> [引用文本]
┌────────

商标犯罪刑事附带民事诉讼亟待解决的三个问题

原文出自:环球互易
December 24, 2025

一、引言

近年来,我国商标犯罪案件持续增加,据最高人民检察院公布的数据,2024年,全国检察院共受理审查起诉侵犯商标权类犯罪27368人,占知识产权刑事案件人数的81%,2020年至2024年年均增长18.8%。[1]商标犯罪是典型的刑民交叉犯罪。行为人的犯罪行为既侵犯了商标权人的民事权利,又破坏了国家的商标管理秩序。在社会公众希望犯罪人受到刑事处罚的同时,商标权人更希望的是能够快速、便捷地获得民事赔偿。

受“先刑后民”“刑民分立”程序的影响, 对商标犯罪案件,传统的诉讼程序是:先进行刑事审判,待刑事程序结束后,再由受害人另行提起民事诉讼。“先刑后民”程序的缺点是:第一,不经济、低效率。受害人另行提起民事诉讼,由民事审判庭对犯罪人的侵权行为另行审理,既浪费司法资源,也会使受害人得到赔偿的时间大大延迟。第二,商标犯罪案件一般会判处罚金,犯罪人在缴纳罚金后,往往再无力进行民事赔偿,使得民事判决成为“空判”,受害人实际上难以获得赔偿。第三,由于刑事审判与民事审判的证据规则不同,可能造成刑事判决与民事判决相互矛盾。实践中,就有刑事判决认定行为人构成商标犯罪,但在另案审理的民事诉讼中,民事判决却认定行为人的行为不构成商标侵权。

为克服“先刑后民”“刑民分立”程序的缺点,从1999年开始,就有法院尝试在知识产权刑事案件中支持被害人提起附带民事诉讼。即由同一审判组织在进行刑事审判的同时,审理被害人提起的民事诉讼,对刑事处罚与民事赔偿同时作出判决。 

刑事附带民事诉讼既节约司法资源、符合审判经济原则,又能使被害人快速获得赔偿,还能避免刑事判决与民事判决的矛盾与冲突。尤其在不少地区已经成立专门的知识产权法庭,在知识产权案件实行刑事、民事、行政诉讼“三审合一” 的趋势下,大力推广商标犯罪案件刑事附带民事诉讼,显得尤为必要。


二、商标犯罪附带民事诉讼面临的三个难题

由于存在下述三个障碍,尽管从最初试点至今已经26年,不少法院对被害人提起的刑事附带民事诉讼仍然不予受理,但商标犯罪案件刑事附带民事诉讼面临诸多困难。

└────────

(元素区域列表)
┌────────

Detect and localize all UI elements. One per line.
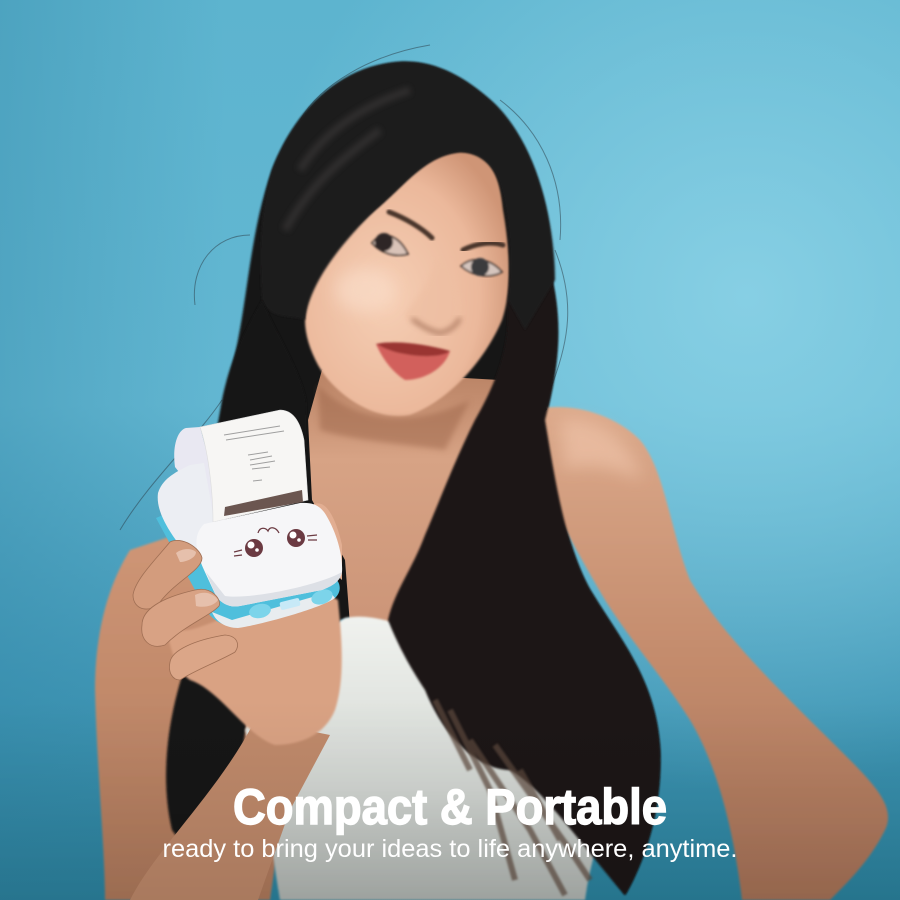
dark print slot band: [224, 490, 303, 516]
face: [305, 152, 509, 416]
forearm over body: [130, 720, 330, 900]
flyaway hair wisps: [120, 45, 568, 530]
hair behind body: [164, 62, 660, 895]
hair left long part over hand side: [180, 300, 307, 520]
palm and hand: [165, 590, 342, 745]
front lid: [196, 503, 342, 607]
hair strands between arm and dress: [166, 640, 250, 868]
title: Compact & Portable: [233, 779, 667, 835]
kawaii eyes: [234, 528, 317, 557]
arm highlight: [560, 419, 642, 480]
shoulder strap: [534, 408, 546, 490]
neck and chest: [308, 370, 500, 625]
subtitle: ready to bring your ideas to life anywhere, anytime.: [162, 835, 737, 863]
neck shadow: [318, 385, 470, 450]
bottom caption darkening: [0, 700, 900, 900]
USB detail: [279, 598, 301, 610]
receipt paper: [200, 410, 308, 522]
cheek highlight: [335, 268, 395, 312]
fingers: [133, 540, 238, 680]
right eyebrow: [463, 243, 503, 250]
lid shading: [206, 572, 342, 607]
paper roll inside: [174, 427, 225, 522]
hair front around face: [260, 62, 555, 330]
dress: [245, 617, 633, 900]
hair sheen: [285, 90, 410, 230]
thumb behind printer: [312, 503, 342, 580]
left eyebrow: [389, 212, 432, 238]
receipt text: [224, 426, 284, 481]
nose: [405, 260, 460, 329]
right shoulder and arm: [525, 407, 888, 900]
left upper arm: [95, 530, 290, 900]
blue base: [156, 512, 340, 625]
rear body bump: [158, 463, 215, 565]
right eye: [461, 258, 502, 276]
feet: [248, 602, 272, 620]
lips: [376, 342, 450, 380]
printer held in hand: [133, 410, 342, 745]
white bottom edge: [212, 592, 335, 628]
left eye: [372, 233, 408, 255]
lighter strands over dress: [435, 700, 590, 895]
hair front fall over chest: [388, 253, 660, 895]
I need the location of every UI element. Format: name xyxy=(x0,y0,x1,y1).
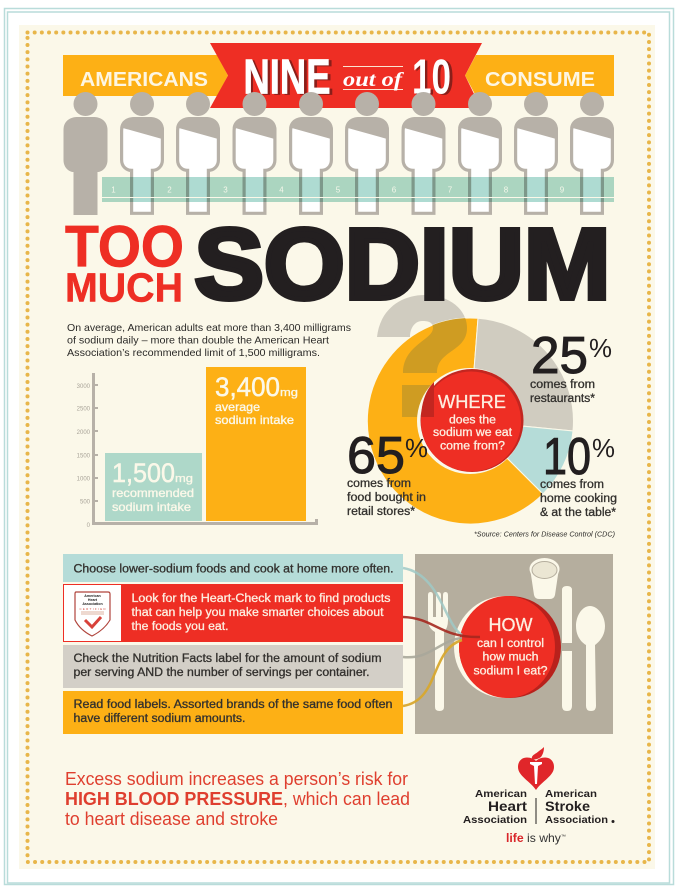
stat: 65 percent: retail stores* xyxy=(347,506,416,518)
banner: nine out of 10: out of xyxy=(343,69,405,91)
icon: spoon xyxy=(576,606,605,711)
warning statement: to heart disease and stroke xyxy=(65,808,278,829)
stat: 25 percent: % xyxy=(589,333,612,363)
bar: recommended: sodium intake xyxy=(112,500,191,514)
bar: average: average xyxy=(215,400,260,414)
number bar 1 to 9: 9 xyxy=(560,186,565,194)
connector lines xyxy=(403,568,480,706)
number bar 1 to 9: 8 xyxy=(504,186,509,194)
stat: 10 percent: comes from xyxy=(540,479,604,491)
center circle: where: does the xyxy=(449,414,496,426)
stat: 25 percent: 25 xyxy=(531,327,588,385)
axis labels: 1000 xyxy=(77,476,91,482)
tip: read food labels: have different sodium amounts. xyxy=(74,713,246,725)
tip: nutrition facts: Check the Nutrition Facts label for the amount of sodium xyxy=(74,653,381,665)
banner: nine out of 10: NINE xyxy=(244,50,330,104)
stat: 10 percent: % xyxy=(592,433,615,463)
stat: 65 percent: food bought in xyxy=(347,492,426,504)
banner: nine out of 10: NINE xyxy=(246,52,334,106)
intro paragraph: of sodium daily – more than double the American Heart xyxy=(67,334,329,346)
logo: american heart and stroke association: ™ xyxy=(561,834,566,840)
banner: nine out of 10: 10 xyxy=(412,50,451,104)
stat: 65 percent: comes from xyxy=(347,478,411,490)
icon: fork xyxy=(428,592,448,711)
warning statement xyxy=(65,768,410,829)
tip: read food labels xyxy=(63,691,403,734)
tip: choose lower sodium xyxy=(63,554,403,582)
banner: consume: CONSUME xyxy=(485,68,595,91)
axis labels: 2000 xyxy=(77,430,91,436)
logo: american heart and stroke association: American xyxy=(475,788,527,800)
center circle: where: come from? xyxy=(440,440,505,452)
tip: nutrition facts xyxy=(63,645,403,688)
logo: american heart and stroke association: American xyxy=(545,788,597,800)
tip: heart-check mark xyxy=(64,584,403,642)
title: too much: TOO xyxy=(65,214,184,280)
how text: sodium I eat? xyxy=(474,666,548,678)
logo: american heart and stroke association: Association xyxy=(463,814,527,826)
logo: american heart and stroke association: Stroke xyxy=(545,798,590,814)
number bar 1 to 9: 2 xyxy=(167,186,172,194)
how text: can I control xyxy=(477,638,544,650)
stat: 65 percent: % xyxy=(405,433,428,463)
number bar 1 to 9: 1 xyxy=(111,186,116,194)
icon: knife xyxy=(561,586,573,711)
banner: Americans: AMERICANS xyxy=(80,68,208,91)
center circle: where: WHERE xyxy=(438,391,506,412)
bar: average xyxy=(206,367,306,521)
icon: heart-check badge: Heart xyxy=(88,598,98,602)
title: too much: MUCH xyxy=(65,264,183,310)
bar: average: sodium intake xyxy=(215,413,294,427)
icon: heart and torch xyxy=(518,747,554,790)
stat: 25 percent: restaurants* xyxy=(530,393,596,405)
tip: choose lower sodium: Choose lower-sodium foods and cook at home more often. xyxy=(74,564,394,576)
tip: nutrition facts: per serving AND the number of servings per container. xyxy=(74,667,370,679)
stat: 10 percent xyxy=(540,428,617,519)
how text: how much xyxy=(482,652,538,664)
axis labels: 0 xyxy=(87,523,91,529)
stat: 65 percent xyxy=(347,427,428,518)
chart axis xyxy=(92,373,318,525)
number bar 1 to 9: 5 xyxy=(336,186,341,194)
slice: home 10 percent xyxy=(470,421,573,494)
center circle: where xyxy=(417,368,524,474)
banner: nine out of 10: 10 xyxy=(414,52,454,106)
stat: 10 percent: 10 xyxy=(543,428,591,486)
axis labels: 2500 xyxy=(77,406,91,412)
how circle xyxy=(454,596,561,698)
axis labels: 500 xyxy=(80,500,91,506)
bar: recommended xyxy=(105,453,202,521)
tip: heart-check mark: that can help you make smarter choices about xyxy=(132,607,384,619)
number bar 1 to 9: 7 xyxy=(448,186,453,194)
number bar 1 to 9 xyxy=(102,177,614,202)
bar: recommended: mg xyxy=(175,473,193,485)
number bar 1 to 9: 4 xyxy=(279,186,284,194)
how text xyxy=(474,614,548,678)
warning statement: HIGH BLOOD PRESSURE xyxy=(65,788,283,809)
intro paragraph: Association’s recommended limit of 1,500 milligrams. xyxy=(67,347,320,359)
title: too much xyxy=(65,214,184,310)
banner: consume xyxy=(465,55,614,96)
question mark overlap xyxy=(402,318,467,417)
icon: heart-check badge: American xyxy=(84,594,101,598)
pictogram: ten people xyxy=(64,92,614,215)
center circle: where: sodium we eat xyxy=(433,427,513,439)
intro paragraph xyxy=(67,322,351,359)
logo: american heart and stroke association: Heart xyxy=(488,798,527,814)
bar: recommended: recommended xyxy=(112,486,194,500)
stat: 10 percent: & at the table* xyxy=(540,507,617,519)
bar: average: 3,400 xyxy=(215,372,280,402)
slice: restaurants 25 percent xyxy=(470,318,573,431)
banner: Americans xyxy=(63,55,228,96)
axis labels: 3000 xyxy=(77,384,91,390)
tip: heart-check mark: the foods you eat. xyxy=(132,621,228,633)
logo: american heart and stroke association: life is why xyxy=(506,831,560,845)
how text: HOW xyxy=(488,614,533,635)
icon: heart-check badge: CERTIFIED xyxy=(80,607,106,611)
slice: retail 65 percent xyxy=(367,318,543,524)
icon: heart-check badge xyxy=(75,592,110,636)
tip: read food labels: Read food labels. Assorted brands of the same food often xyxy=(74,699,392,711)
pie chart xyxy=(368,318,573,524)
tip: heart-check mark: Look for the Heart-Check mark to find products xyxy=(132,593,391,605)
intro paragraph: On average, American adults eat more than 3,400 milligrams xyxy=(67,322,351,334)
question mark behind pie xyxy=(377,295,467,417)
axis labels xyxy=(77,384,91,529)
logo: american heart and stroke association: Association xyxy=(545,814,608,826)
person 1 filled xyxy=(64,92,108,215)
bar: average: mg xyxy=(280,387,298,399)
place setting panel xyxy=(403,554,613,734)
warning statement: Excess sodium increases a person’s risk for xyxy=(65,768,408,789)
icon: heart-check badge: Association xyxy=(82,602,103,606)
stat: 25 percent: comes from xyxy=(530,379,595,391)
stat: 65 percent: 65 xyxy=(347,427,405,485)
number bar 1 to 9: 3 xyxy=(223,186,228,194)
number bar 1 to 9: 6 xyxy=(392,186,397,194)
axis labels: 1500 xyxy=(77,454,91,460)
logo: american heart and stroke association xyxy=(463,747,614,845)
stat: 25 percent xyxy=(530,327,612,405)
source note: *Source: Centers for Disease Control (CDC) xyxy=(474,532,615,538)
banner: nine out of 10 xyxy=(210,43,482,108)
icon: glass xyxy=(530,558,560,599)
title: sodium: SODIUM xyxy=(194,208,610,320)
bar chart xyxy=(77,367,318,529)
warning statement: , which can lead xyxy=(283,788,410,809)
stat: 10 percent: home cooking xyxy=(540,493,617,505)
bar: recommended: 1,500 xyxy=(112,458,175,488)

└────────

> [任务] 续写上面那篇谈商标犯罪刑事附带民事诉讼的文章,从它最后一句之后接着往下写。

> [回答]
(一)“物质损失”概念应如何解释

我国《刑事诉讼法》第一百零一条规定:“被害人由于被告人的犯罪行为而遭受物质损失的,在刑事诉讼过程中,有权提起附带民事诉讼。”法条将附带民事诉讼的受案范围限定于“物质损失”。亦即如果被害人遭受的不是“物质损失”, 则无权提起刑事附带民事诉讼。

商标犯罪造成的损失是否属于“物质损失”,这决定了被害人是否有权提起刑事附带民事诉讼。一种观点认为,“物质损失”指的是现有的、已经存在的财物的“损坏、灭失”,是一种物理性损坏。商标作为一种无形财产,其财产权体现在使用、许可、收益、排他等期待性权利,这些权利只能被侵犯,不能“损坏、灭失”。因此,商标犯罪所造成的损失不属于我国《刑事诉讼法》规定的“物质损失”,不能提起刑事附带民事诉讼。[3]这种看法得到了部分法院的支持。

2016年12月,浙江省高级人民法院刑二庭在《关于审理侵犯知识产权刑事案件若干问题的解答》中明确答复:“知识产权案件不涉及人身权或财物的破坏,不宜在侵犯知识产权刑事案件中适用附带民事诉讼。”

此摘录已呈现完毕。